- _What needs to be done_: Extract all of the data and reproduce it precisely.

Lines of data

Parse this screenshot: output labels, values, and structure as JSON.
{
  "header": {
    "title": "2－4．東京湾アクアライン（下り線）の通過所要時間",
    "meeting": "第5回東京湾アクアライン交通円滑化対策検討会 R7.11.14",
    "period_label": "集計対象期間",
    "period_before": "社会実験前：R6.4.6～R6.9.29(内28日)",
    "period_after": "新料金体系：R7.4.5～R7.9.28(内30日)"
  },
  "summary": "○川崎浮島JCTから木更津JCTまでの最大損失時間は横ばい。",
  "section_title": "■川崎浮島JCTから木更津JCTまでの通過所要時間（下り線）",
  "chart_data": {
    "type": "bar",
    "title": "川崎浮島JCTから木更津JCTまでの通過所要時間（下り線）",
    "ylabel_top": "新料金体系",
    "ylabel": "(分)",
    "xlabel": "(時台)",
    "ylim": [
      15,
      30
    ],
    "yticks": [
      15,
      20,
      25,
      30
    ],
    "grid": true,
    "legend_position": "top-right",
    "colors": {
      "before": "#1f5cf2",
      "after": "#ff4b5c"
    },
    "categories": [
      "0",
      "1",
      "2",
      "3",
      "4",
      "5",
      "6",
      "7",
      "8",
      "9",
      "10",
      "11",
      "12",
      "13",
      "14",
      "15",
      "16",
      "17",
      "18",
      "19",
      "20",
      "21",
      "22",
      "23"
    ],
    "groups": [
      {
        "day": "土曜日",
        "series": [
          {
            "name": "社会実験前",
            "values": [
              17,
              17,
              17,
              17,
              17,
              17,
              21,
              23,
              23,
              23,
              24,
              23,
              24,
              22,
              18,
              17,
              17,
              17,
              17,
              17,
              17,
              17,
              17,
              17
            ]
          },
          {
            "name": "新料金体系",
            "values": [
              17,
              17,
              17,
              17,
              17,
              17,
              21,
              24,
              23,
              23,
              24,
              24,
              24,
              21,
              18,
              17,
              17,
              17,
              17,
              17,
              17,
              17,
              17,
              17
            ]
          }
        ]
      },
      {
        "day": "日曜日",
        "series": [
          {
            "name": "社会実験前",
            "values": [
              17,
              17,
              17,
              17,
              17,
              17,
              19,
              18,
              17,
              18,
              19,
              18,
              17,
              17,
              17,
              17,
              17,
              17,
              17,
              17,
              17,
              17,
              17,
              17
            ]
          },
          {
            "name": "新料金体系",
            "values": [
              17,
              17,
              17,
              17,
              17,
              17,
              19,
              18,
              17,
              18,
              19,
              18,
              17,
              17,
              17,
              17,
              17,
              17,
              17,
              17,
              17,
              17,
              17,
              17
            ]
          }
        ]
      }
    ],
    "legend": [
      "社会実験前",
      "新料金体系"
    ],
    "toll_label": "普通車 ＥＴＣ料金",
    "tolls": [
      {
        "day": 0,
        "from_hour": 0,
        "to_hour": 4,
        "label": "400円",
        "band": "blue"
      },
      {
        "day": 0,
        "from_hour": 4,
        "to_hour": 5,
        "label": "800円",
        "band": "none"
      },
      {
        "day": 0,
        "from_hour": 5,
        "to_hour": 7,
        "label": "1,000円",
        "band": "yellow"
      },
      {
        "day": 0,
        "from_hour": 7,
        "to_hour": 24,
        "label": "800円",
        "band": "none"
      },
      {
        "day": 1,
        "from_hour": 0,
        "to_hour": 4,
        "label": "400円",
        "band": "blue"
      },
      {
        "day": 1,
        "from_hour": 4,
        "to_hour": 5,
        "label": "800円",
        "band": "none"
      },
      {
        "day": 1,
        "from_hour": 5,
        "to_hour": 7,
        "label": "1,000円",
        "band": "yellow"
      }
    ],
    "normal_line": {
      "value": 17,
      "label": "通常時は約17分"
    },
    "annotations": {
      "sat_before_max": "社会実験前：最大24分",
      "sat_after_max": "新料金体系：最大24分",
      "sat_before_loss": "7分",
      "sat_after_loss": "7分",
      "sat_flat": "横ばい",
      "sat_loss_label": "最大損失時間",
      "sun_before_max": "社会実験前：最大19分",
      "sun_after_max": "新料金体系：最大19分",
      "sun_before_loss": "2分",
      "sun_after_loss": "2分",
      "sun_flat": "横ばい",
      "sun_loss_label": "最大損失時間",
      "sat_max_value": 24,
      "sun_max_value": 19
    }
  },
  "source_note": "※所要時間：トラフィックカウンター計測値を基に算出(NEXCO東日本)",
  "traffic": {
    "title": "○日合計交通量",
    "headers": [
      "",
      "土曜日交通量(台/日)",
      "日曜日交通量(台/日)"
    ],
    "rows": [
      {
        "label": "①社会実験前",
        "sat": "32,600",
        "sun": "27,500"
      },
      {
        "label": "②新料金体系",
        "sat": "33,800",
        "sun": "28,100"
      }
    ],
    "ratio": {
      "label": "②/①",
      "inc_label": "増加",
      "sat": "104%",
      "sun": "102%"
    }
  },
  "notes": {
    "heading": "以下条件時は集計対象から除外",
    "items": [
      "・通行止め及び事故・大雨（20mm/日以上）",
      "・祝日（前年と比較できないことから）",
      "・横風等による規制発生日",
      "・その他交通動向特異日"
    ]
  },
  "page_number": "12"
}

- _Result_:
Parse this screenshot: output labels, values, and structure as JSON.
{
  "header": {
    "title": "2－4．東京湾アクアライン（下り線）の通過所要時間",
    "meeting": "第5回東京湾アクアライン交通円滑化対策検討会 R7.11.14",
    "period_label": "集計対象期間",
    "period_before": "社会実験前：R6.4.6～R6.9.29(内28日)",
    "period_after": "新料金体系：R7.4.5～R7.9.28(内30日)"
  },
  "summary": "○川崎浮島JCTから木更津JCTまでの最大損失時間は横ばい。",
  "section_title": "■川崎浮島JCTから木更津JCTまでの通過所要時間（下り線）",
  "chart_data": {
    "type": "bar",
    "title": "川崎浮島JCTから木更津JCTまでの通過所要時間（下り線）",
    "ylabel_top": "新料金体系",
    "ylabel": "(分)",
    "xlabel": "(時台)",
    "ylim": [
      15,
      30
    ],
    "yticks": [
      15,
      20,
      25,
      30
    ],
    "grid": true,
    "legend_position": "top-right",
    "colors": {
      "before": "#1f5cf2",
      "after": "#ff4b5c"
    },
    "categories": [
      "0",
      "1",
      "2",
      "3",
      "4",
      "5",
      "6",
      "7",
      "8",
      "9",
      "10",
      "11",
      "12",
      "13",
      "14",
      "15",
      "16",
      "17",
      "18",
      "19",
      "20",
      "21",
      "22",
      "23"
    ],
    "groups": [
      {
        "day": "土曜日",
        "series": [
          {
            "name": "社会実験前",
            "values": [
              17,
              17,
              17,
              17,
              17,
              17,
              21,
              23,
              23,
              23,
              24,
              23,
              24,
              22,
              18,
              17,
              17,
              17,
              17,
              17,
              17,
              17,
              17,
              17
            ]
          },
          {
            "name": "新料金体系",
            "values": [
              17,
              17,
              17,
              17,
              17,
              17,
              21,
              24,
              23,
              23,
              24,
              24,
              24,
              21,
              18,
              17,
              17,
              17,
              17,
              17,
              17,
              17,
              17,
              17
            ]
          }
        ]
      },
      {
        "day": "日曜日",
        "series": [
          {
            "name": "社会実験前",
            "values": [
              17,
              17,
              17,
              17,
              17,
              17,
              19,
              18,
              17,
              18,
              19,
              18,
              17,
              17,
              17,
              17,
              17,
              17,
              17,
              17,
              17,
              17,
              17,
              17
            ]
          },
          {
            "name": "新料金体系",
            "values": [
              17,
              17,
              17,
              17,
              17,
              17,
              19,
              18,
              17,
              18,
              19,
              18,
              17,
              17,
              17,
              17,
              17,
              17,
              17,
              17,
              17,
              17,
              17,
              17
            ]
          }
        ]
      }
    ],
    "legend": [
      "社会実験前",
      "新料金体系"
    ],
    "toll_label": "普通車 ＥＴＣ料金",
    "tolls": [
      {
        "day": 0,
        "from_hour": 0,
        "to_hour": 4,
        "label": "400円",
        "band": "blue"
      },
      {
        "day": 0,
        "from_hour": 4,
        "to_hour": 5,
        "label": "800円",
        "band": "none"
      },
      {
        "day": 0,
        "from_hour": 5,
        "to_hour": 7,
        "label": "1,000円",
        "band": "yellow"
      },
      {
        "day": 0,
        "from_hour": 7,
        "to_hour": 24,
        "label": "800円",
        "band": "none"
      },
      {
        "day": 1,
        "from_hour": 0,
        "to_hour": 4,
        "label": "400円",
        "band": "blue"
      },
      {
        "day": 1,
        "from_hour": 4,
        "to_hour": 5,
        "label": "800円",
        "band": "none"
      },
      {
        "day": 1,
        "from_hour": 5,
        "to_hour": 7,
        "label": "1,000円",
        "band": "yellow"
      }
    ],
    "normal_line": {
      "value": 17,
      "label": "通常時は約17分"
    },
    "annotations": {
      "sat_before_max": "社会実験前：最大24分",
      "sat_after_max": "新料金体系：最大24分",
      "sat_before_loss": "7分",
      "sat_after_loss": "7分",
      "sat_flat": "横ばい",
      "sat_loss_label": "最大損失時間",
      "sun_before_max": "社会実験前：最大19分",
      "sun_after_max": "新料金体系：最大19分",
      "sun_before_loss": "2分",
      "sun_after_loss": "2分",
      "sun_flat": "横ばい",
      "sun_loss_label": "最大損失時間",
      "sat_max_value": 24,
      "sun_max_value": 19
    }
  },
  "source_note": "※所要時間：トラフィックカウンター計測値を基に算出(NEXCO東日本)",
  "traffic": {
    "title": "○日合計交通量",
    "headers": [
      "",
      "土曜日交通量(台/日)",
      "日曜日交通量(台/日)"
    ],
    "rows": [
      {
        "label": "①社会実験前",
        "sat": "32,600",
        "sun": "27,500"
      },
      {
        "label": "②新料金体系",
        "sat": "33,800",
        "sun": "28,100"
      }
    ],
    "ratio": {
      "label": "②/①",
      "inc_label": "増加",
      "sat": "104%",
      "sun": "102%"
    }
  },
  "notes": {
    "heading": "以下条件時は集計対象から除外",
    "items": [
      "・通行止め及び事故・大雨（20mm/日以上）",
      "・祝日（前年と比較できないことから）",
      "・横風等による規制発生日",
      "・その他交通動向特異日"
    ]
  },
  "page_number": "12"
}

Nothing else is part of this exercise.